» **Задания**:
a) Сколько рядов кнопок справа у баяна «Агат» по тексту о баяне «Агат»?
b) Верните отрывок из текста о баяне «Агат», начиная со слов «## gosha77 (17» и продолжая до слов «(18 Ноя 2010)» включительно.

» **Отрывок**:
# Баян Агат



## gosha77 (17 Ноя 2010)

Хотелось бы по больше узнать что это за инструмент, на сколько сильно он отличается от Рубина? И.Т.П


----------



## MAN (18 Ноя 2010)

Агат - баян Кировской ф-ки (как и "Рубин"). Кусковой. Готово-выборный (точно не знаю, но предполагаю что слева он от "Рубина" не отличается вовсе). Справа 5-рядный, количество кнопок 61/101. Трёхголосный с ломаной декой. В ломаной деке "фагот" (на октаву ниже), на прямой - строевой "концертино" и "пикколо" (на октаву выше). Общее кол-во регистров - 7 (хотя переключателей 9). На моём есть ещё 3 "подбородника" (но сделаны они не на фабрике изначально, а уже позднее и довольно, надо признать, "по-колхозному"). В среде профессиональных музыкантов справедливо считается безнадёжно устаревшим и весьма несовершенным инструментом с массой недостатков как по звуку, так и по механике и для профессионального использования практически непригодным (разве что для обучения при стеснённых финансовых обстоятельствах). А вот для меня лично (но я любитель, причём без образования абсолютно) такой баян был даже за пределами самых смелых мечтаний (то есть меня он устраивает всесторонне, это я его не устраиваю, наверное, поскольку играть толком не умею  ).

» **Собранные материалы**:
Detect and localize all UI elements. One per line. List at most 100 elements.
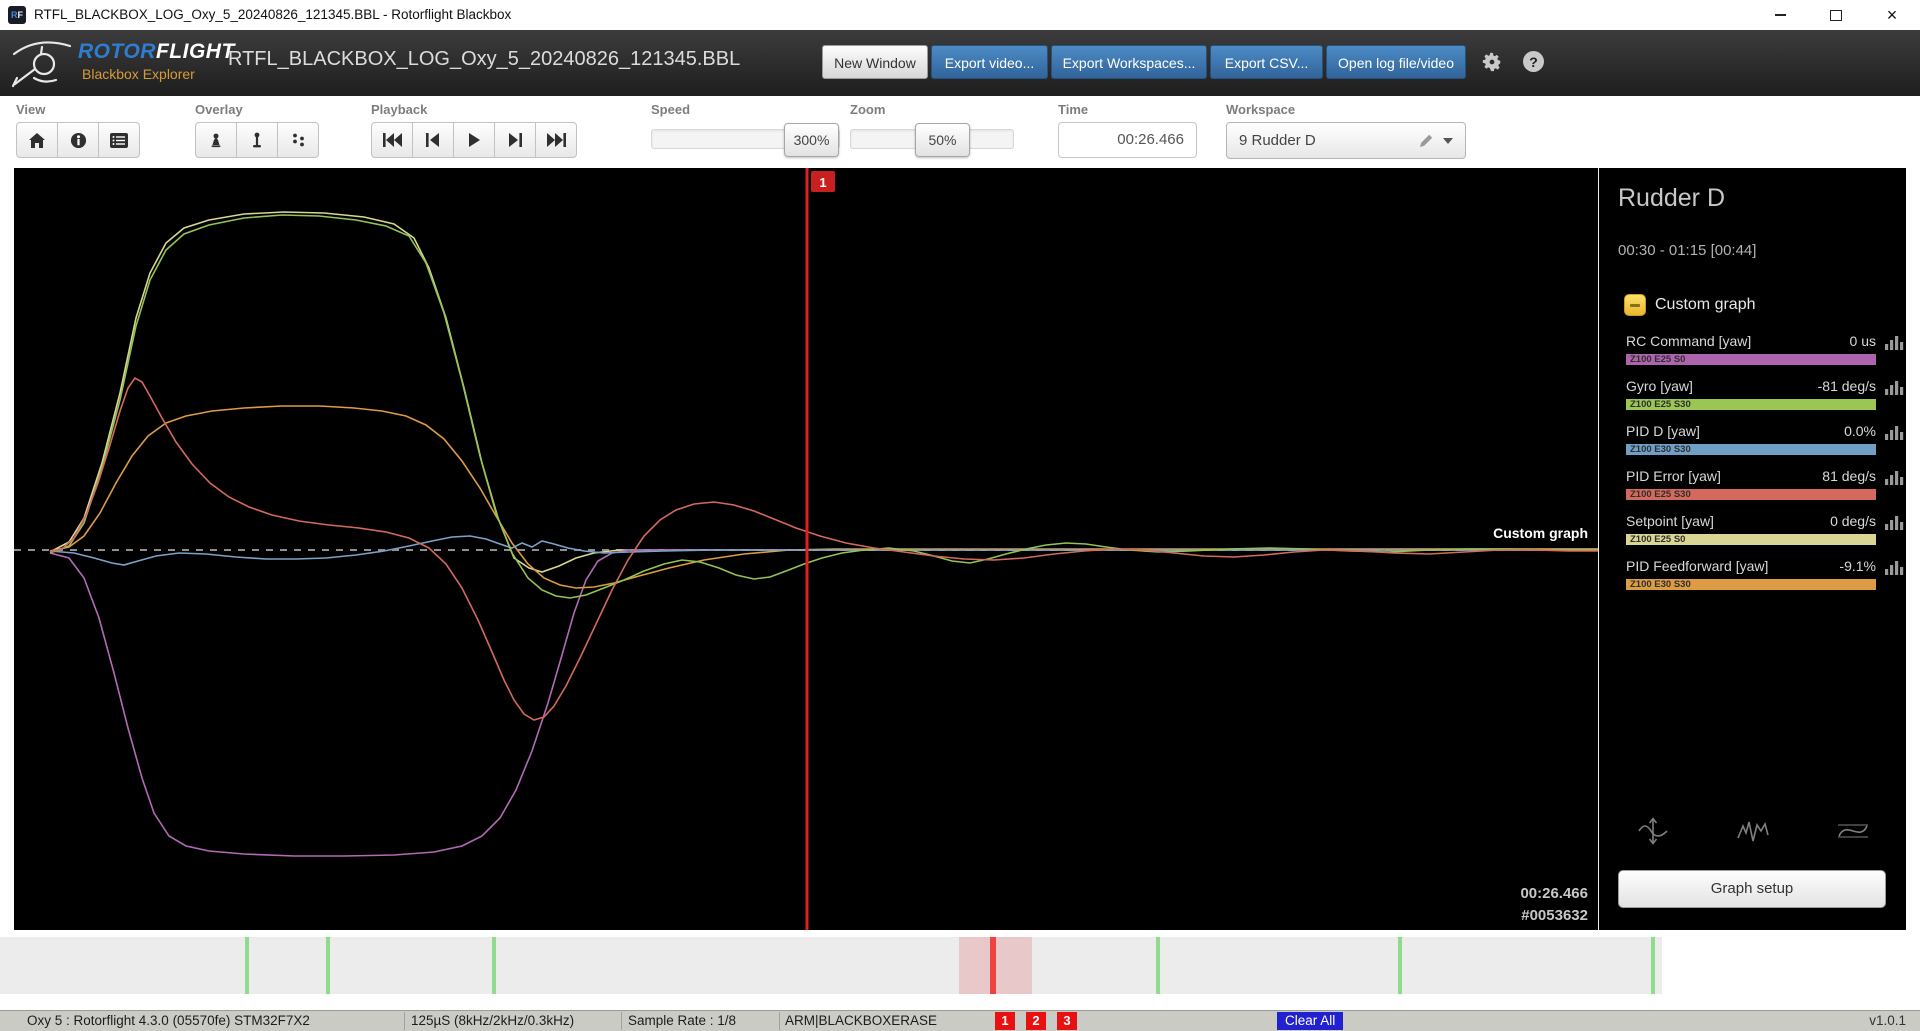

» **Ответы**:
a) Пять рядов.

b)
## gosha77 (17 Ноя 2010)

Хотелось бы по больше узнать что это за инструмент, на сколько сильно он отличается от Рубина? И.Т.П


----------



## MAN (18 Ноя 2010)